__LISTED RECORDS__:
↓

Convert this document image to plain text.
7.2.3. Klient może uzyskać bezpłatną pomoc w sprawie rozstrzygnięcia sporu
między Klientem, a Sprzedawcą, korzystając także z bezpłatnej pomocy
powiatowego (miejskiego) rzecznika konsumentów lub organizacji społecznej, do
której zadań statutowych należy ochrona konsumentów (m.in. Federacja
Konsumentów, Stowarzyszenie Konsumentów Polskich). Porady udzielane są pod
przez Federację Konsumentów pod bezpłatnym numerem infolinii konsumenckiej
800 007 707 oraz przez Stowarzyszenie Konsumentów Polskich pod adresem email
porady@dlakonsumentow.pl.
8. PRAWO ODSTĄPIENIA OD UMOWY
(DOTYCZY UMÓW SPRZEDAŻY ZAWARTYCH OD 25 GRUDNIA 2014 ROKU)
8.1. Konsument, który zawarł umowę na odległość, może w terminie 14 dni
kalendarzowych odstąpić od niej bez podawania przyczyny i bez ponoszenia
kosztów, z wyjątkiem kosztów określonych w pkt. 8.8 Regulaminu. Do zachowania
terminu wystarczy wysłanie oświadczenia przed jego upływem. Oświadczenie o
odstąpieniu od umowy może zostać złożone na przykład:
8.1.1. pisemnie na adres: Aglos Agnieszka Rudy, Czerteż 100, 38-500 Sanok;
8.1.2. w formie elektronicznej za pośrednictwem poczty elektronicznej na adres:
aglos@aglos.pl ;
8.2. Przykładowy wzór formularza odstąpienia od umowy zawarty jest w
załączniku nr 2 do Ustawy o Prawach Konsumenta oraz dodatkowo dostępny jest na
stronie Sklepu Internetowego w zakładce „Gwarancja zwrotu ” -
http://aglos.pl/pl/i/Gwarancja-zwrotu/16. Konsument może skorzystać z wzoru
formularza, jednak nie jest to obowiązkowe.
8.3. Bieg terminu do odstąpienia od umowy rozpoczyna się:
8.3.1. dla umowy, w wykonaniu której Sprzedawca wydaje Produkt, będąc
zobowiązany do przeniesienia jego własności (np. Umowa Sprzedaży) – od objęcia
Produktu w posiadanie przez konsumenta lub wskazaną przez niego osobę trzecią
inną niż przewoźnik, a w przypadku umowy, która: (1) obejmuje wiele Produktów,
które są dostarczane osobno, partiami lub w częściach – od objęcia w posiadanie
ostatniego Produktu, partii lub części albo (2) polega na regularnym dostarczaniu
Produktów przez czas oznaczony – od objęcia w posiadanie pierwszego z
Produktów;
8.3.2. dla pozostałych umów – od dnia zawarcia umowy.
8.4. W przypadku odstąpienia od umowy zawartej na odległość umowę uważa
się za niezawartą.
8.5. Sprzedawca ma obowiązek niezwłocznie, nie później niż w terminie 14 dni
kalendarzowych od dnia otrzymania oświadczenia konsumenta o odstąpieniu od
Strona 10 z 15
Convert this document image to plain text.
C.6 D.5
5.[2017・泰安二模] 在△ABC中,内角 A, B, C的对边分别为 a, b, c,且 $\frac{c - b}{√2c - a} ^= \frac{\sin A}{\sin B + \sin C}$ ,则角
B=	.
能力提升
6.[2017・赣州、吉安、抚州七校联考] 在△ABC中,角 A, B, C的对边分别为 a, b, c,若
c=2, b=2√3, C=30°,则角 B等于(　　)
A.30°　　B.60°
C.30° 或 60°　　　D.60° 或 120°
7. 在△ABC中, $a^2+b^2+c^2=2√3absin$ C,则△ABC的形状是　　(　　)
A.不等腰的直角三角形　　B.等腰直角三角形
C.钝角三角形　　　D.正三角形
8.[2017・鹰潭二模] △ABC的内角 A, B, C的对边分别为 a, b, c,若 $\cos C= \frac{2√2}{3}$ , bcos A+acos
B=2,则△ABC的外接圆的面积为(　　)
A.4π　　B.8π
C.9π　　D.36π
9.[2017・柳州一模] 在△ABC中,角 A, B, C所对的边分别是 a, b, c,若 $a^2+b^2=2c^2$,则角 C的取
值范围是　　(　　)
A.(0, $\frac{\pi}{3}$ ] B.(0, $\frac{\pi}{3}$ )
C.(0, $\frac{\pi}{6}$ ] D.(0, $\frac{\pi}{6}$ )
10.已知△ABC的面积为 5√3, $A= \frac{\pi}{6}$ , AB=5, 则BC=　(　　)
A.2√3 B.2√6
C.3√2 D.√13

↑

Copy, from the material above, each line in which the string "przez" occurs.

przez Federację Konsumentów pod bezpłatnym numerem infolinii konsumenckiej
800 007 707 oraz przez Stowarzyszenie Konsumentów Polskich pod adresem email
Produktu w posiadanie przez konsumenta lub wskazaną przez niego osobę trzecią
Produktów przez czas oznaczony – od objęcia w posiadanie pierwszego z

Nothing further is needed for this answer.